- To be done
Write down each entry again, exactly as it reads.
** BEGIN Supplied records **
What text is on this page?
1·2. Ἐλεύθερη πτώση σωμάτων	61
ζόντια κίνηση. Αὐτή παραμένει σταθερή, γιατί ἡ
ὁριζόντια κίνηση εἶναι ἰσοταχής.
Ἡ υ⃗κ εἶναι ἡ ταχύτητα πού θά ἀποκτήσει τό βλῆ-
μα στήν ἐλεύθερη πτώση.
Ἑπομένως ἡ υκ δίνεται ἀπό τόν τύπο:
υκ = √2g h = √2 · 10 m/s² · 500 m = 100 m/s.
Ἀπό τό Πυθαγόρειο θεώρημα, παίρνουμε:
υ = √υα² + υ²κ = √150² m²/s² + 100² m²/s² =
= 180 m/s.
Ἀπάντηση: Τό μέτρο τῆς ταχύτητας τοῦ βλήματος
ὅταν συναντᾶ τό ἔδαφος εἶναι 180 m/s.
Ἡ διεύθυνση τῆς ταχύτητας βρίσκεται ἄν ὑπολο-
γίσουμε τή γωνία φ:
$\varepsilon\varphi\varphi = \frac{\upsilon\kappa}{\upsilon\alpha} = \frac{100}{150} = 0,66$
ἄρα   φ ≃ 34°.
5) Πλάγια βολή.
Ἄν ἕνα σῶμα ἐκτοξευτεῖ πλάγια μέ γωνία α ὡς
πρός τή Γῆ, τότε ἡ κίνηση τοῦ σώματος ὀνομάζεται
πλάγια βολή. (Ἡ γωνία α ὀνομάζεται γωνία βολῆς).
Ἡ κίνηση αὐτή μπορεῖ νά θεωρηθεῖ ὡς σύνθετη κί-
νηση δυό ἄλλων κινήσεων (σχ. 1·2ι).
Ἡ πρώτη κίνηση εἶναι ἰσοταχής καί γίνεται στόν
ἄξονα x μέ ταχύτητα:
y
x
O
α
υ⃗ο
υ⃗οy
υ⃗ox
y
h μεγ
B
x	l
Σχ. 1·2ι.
** END Supplied records **
- Expected answer
What text is on this page?
1·2. Ἐλεύθερη πτώση σωμάτων	61
ζόντια κίνηση. Αὐτή παραμένει σταθερή, γιατί ἡ
ὁριζόντια κίνηση εἶναι ἰσοταχής.
Ἡ υ⃗κ εἶναι ἡ ταχύτητα πού θά ἀποκτήσει τό βλῆ-
μα στήν ἐλεύθερη πτώση.
Ἑπομένως ἡ υκ δίνεται ἀπό τόν τύπο:
υκ = √2g h = √2 · 10 m/s² · 500 m = 100 m/s.
Ἀπό τό Πυθαγόρειο θεώρημα, παίρνουμε:
υ = √υα² + υ²κ = √150² m²/s² + 100² m²/s² =
= 180 m/s.
Ἀπάντηση: Τό μέτρο τῆς ταχύτητας τοῦ βλήματος
ὅταν συναντᾶ τό ἔδαφος εἶναι 180 m/s.
Ἡ διεύθυνση τῆς ταχύτητας βρίσκεται ἄν ὑπολο-
γίσουμε τή γωνία φ:
$\varepsilon\varphi\varphi = \frac{\upsilon\kappa}{\upsilon\alpha} = \frac{100}{150} = 0,66$
ἄρα   φ ≃ 34°.
5) Πλάγια βολή.
Ἄν ἕνα σῶμα ἐκτοξευτεῖ πλάγια μέ γωνία α ὡς
πρός τή Γῆ, τότε ἡ κίνηση τοῦ σώματος ὀνομάζεται
πλάγια βολή. (Ἡ γωνία α ὀνομάζεται γωνία βολῆς).
Ἡ κίνηση αὐτή μπορεῖ νά θεωρηθεῖ ὡς σύνθετη κί-
νηση δυό ἄλλων κινήσεων (σχ. 1·2ι).
Ἡ πρώτη κίνηση εἶναι ἰσοταχής καί γίνεται στόν
ἄξονα x μέ ταχύτητα:
y
x
O
α
υ⃗ο
υ⃗οy
υ⃗ox
y
h μεγ
B
x	l
Σχ. 1·2ι.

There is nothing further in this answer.